● Set task:
Copy each line that contains the string "维修手册".

────

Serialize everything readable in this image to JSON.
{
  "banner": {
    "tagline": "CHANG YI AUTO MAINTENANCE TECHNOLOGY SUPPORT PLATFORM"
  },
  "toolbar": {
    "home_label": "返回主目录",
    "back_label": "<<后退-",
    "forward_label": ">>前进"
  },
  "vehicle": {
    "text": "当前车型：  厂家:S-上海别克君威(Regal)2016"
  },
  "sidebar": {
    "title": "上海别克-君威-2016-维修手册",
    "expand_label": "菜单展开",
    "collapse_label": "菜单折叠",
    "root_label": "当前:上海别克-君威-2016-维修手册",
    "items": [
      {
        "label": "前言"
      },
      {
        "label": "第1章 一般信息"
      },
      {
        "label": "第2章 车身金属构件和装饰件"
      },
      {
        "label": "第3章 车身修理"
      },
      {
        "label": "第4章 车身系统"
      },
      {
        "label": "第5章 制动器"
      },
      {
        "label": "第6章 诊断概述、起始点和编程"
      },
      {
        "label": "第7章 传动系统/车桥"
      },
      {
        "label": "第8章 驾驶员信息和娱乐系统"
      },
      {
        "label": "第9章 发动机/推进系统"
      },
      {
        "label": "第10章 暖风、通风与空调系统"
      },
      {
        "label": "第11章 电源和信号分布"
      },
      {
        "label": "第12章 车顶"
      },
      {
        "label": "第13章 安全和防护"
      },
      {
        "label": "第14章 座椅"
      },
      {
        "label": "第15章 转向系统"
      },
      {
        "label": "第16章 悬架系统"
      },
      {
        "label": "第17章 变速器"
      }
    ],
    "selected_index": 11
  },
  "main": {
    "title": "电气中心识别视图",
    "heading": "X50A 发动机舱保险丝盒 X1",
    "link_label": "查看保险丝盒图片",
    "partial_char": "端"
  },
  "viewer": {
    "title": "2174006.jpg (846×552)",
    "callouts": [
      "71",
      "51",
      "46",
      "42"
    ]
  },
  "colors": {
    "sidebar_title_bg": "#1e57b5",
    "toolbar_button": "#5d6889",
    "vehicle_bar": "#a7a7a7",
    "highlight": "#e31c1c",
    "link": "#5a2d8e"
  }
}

────

● Answer to this exercise:
    "title": "上海别克-君威-2016-维修手册",
    "root_label": "当前:上海别克-君威-2016-维修手册",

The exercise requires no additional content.